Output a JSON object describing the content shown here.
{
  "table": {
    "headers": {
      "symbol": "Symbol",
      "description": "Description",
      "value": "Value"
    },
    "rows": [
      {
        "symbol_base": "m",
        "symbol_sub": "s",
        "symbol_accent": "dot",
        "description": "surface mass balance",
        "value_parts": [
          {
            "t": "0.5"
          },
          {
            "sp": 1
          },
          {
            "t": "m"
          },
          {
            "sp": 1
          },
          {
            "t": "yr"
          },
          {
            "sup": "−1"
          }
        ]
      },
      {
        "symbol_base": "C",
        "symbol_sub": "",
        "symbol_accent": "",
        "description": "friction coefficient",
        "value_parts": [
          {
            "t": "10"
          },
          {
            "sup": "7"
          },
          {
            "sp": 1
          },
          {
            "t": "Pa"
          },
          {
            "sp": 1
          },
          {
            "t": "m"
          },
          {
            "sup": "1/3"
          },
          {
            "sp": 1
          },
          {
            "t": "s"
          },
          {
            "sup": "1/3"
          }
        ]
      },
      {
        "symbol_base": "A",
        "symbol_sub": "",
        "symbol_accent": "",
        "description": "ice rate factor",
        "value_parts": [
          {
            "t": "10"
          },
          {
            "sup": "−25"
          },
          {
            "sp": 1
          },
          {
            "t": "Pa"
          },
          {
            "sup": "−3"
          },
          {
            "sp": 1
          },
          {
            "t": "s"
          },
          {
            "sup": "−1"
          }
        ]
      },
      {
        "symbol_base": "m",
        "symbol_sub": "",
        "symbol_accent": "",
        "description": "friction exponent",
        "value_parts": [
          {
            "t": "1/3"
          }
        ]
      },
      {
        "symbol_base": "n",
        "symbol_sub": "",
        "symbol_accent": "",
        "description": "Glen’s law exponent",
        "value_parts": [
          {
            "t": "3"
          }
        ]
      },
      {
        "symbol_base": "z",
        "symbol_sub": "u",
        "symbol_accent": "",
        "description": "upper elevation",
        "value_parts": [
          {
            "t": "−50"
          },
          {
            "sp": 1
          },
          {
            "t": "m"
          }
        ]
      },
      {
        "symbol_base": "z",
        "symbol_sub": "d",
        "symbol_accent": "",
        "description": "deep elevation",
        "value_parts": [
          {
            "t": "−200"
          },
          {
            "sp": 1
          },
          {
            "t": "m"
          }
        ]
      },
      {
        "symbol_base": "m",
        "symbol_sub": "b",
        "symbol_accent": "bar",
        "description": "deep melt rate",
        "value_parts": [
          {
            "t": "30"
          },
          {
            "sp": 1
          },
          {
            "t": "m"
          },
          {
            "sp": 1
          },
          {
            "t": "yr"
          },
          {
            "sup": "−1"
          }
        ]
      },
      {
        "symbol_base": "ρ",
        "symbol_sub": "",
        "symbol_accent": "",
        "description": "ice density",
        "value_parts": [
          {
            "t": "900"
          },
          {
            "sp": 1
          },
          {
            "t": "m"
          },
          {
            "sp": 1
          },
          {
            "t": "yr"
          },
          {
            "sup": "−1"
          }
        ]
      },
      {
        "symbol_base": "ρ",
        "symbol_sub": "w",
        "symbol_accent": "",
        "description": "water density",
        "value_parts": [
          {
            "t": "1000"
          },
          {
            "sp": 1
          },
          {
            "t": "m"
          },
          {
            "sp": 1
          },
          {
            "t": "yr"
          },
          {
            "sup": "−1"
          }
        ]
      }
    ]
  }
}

_ _ _ _

Return each line with "deep".

Response to this task:
        "description": "deep elevation",
        "description": "deep melt rate",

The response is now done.